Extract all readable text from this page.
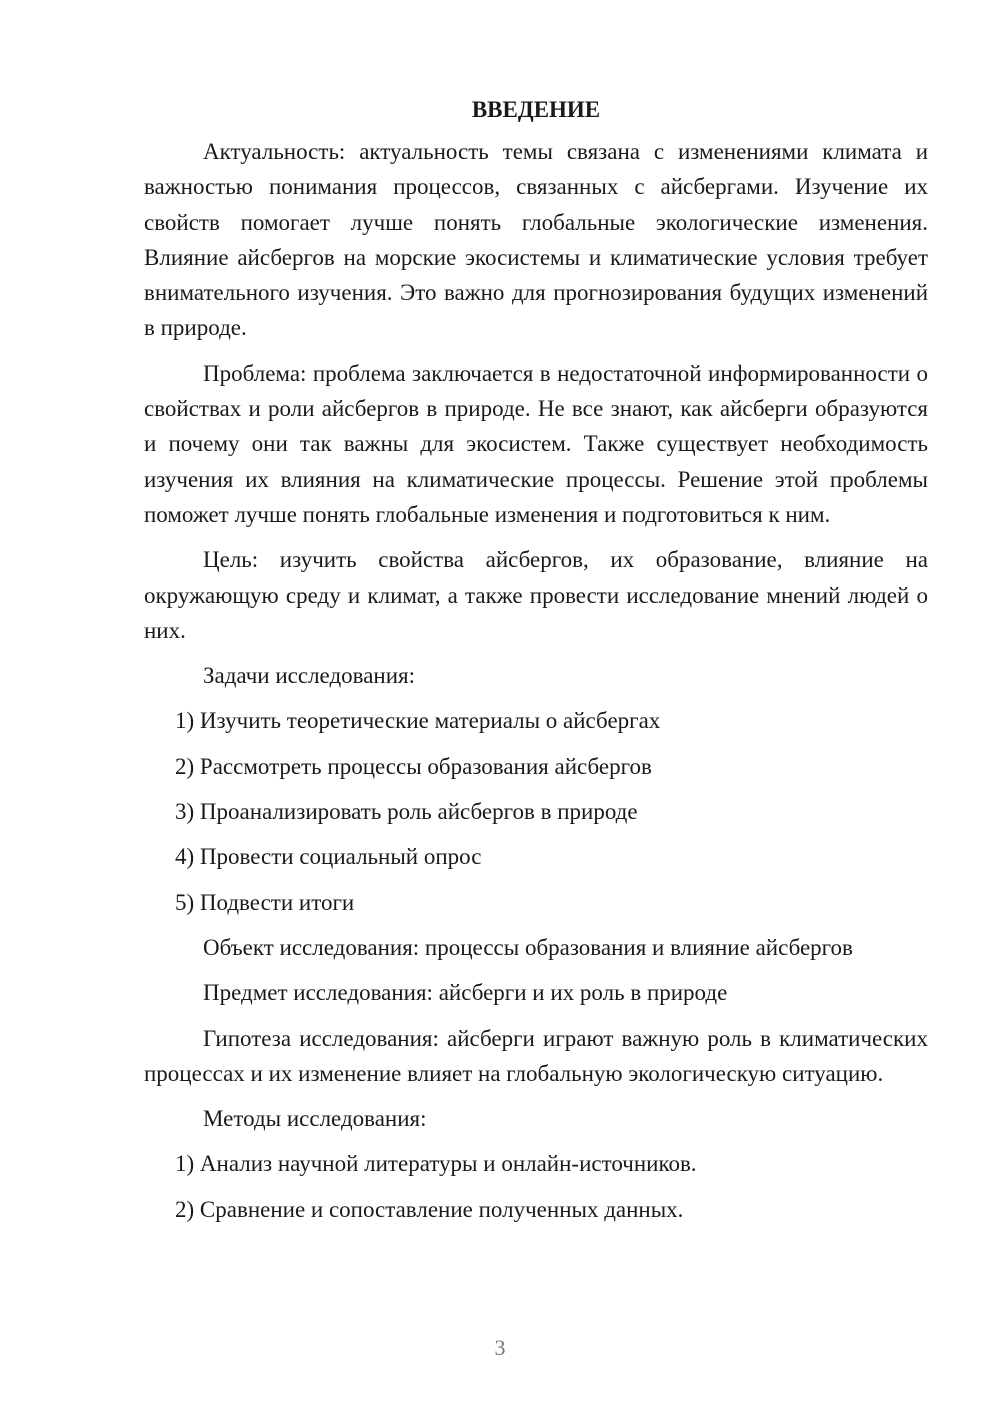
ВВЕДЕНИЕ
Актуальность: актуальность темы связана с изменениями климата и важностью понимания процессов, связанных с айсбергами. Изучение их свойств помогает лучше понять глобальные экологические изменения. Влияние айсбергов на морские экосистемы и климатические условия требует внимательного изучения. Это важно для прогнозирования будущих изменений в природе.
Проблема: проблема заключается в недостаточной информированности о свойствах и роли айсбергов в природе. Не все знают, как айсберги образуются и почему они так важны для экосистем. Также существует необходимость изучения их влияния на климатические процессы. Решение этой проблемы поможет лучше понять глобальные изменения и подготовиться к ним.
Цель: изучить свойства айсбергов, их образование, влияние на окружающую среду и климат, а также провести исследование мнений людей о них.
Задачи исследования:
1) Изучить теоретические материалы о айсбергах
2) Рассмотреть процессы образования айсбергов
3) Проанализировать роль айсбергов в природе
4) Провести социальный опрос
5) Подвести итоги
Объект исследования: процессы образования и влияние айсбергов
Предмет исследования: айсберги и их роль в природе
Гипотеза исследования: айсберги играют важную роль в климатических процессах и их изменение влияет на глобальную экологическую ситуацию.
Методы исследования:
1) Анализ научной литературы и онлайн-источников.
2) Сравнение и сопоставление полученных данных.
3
----------------
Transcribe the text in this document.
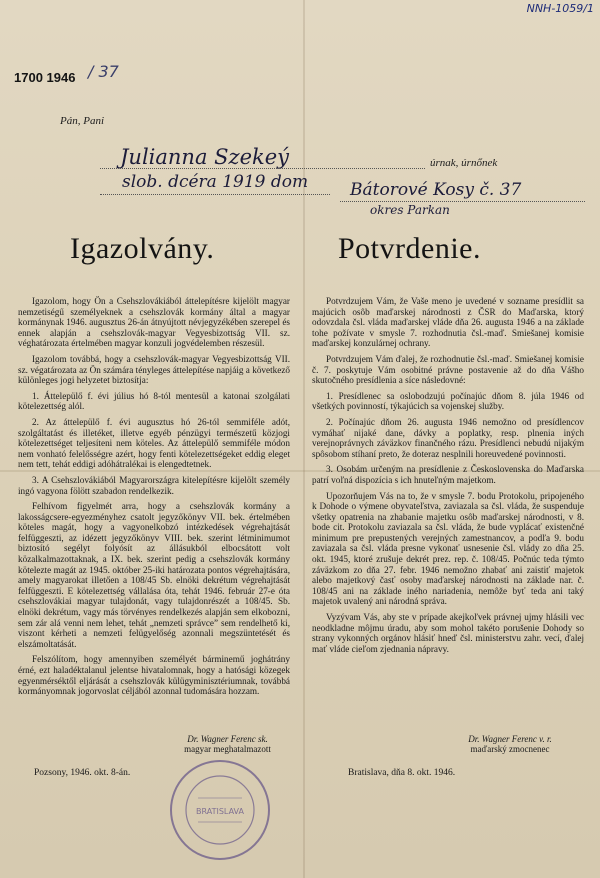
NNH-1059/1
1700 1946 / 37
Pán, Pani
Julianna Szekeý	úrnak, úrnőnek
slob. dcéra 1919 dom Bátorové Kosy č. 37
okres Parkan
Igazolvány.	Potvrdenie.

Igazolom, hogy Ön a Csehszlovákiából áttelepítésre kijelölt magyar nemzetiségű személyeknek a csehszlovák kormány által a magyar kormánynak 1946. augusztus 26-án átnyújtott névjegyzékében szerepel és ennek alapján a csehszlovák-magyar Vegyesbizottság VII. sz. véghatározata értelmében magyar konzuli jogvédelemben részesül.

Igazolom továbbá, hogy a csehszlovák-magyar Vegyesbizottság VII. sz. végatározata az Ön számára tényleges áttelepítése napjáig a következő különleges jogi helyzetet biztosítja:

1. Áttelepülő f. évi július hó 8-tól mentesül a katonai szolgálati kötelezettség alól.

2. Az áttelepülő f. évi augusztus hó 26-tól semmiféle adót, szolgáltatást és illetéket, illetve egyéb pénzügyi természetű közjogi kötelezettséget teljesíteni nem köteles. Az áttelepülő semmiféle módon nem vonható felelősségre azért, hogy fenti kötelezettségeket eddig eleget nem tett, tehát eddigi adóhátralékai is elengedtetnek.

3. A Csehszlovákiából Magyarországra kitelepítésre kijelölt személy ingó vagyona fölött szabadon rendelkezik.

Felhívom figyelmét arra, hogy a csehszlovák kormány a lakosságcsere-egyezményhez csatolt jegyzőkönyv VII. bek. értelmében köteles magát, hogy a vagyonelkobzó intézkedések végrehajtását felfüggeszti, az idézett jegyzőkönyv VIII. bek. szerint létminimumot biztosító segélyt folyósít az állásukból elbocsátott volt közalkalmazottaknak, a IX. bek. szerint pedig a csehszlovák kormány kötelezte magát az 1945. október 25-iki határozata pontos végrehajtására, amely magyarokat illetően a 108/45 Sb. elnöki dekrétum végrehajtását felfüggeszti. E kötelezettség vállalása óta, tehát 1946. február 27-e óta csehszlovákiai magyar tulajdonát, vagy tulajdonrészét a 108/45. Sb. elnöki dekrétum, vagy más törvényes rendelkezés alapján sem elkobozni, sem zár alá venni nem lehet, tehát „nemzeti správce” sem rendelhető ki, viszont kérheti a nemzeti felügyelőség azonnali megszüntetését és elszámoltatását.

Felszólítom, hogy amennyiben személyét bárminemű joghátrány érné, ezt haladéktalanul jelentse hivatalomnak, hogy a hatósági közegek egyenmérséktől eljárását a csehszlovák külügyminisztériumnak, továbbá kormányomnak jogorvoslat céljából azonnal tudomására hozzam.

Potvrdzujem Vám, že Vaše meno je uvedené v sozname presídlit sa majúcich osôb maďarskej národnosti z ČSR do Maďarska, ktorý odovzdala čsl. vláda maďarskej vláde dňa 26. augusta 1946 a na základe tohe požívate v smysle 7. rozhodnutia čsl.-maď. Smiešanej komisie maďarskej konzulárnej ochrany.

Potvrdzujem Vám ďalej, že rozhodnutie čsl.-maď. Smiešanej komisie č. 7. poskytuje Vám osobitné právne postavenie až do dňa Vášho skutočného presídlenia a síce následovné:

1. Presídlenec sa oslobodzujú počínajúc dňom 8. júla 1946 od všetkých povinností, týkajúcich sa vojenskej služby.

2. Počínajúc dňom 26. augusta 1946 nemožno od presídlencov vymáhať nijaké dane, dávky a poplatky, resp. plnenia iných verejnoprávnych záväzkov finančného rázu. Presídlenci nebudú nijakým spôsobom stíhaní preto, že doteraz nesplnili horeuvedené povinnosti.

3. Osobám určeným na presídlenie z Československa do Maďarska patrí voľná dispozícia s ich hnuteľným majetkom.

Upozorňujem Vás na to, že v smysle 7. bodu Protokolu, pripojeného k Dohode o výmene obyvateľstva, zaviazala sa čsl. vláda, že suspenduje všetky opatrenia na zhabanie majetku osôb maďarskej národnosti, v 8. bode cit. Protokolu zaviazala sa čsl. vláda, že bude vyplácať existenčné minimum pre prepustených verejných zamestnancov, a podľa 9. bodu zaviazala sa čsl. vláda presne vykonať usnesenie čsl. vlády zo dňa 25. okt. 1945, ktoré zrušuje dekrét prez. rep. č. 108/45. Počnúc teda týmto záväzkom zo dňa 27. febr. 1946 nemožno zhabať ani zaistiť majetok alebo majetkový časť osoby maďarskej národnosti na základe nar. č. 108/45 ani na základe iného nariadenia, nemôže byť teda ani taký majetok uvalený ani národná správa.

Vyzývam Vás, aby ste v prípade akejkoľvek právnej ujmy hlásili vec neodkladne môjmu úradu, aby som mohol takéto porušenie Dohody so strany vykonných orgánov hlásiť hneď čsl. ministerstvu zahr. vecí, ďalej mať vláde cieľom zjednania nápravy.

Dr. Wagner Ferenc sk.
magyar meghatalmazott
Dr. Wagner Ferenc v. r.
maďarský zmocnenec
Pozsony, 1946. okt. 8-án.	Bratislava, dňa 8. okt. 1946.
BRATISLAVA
----------------
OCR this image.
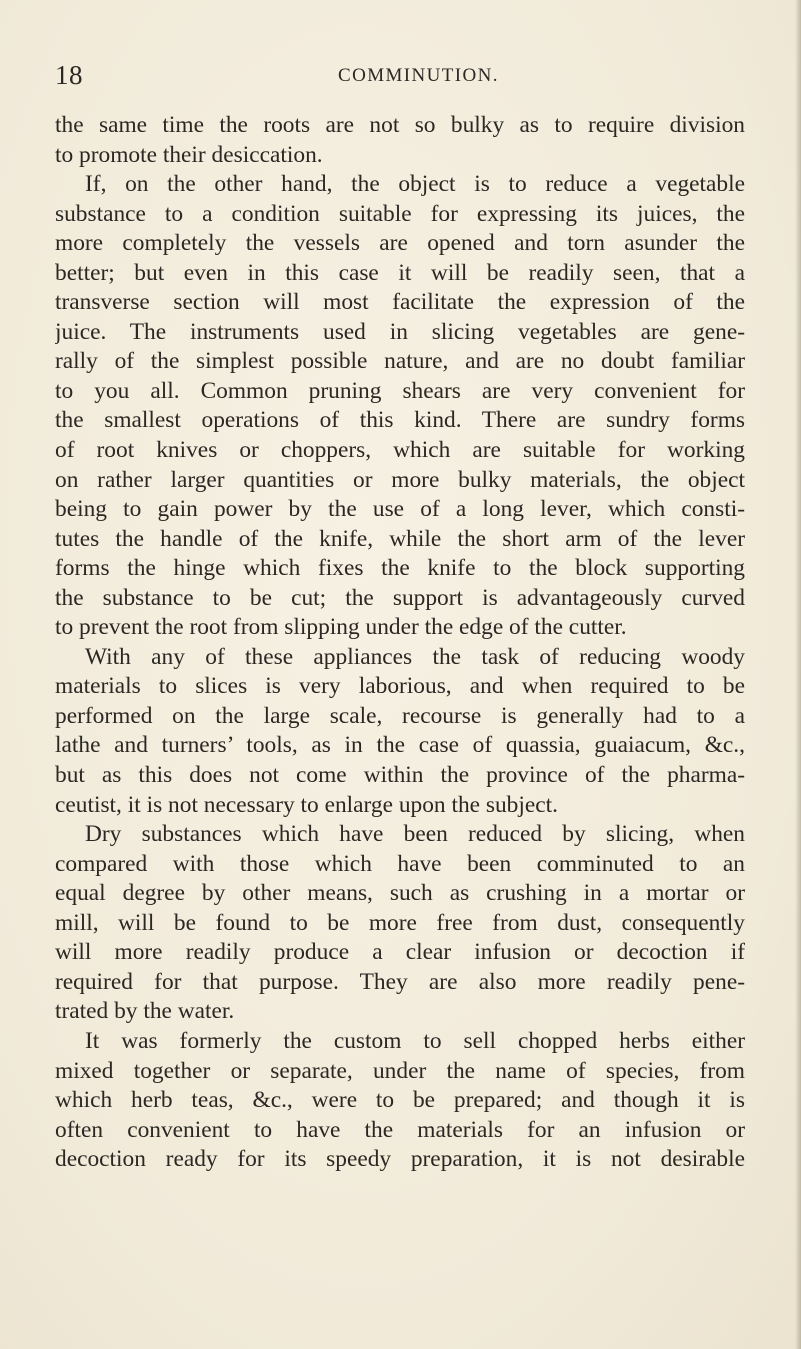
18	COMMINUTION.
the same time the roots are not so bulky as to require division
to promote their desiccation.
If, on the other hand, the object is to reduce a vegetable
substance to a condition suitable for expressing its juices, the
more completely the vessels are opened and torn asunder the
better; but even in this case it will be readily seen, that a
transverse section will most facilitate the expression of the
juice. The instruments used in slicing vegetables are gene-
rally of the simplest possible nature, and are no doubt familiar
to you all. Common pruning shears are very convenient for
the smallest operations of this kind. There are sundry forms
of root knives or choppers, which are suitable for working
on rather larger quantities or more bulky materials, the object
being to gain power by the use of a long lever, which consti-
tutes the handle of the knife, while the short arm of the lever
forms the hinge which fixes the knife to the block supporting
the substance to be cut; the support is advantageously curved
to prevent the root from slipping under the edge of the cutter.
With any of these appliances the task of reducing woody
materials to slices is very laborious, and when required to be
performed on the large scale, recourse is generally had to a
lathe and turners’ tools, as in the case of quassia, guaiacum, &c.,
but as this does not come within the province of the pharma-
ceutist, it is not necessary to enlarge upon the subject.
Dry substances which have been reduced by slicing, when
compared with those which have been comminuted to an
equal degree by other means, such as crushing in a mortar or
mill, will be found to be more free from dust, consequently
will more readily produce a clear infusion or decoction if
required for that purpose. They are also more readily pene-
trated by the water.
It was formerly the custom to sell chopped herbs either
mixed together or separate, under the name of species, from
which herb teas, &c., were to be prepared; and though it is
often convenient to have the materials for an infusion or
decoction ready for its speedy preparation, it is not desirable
----------------
Goal of the exercise ▸ List the lines of the entries that include "základe".

Result ▸
Potvrdzujem Vám, že Vaše meno je uvedené v sozname presídlit sa majúcich osôb maďarskej národnosti z ČSR do Maďarska, ktorý odovzdala čsl. vláda maďarskej vláde dňa 26. augusta 1946 a na základe tohe požívate v smysle 7. rozhodnutia čsl.-maď. Smiešanej komisie maďarskej konzulárnej ochrany.
Upozorňujem Vás na to, že v smysle 7. bodu Protokolu, pripojeného k Dohode o výmene obyvateľstva, zaviazala sa čsl. vláda, že suspenduje všetky opatrenia na zhabanie majetku osôb maďarskej národnosti, v 8. bode cit. Protokolu zaviazala sa čsl. vláda, že bude vyplácať existenčné minimum pre prepustených verejných zamestnancov, a podľa 9. bodu zaviazala sa čsl. vláda presne vykonať usnesenie čsl. vlády zo dňa 25. okt. 1945, ktoré zrušuje dekrét prez. rep. č. 108/45. Počnúc teda týmto záväzkom zo dňa 27. febr. 1946 nemožno zhabať ani zaistiť majetok alebo majetkový časť osoby maďarskej národnosti na základe nar. č. 108/45 ani na základe iného nariadenia, nemôže byť teda ani taký majetok uvalený ani národná správa.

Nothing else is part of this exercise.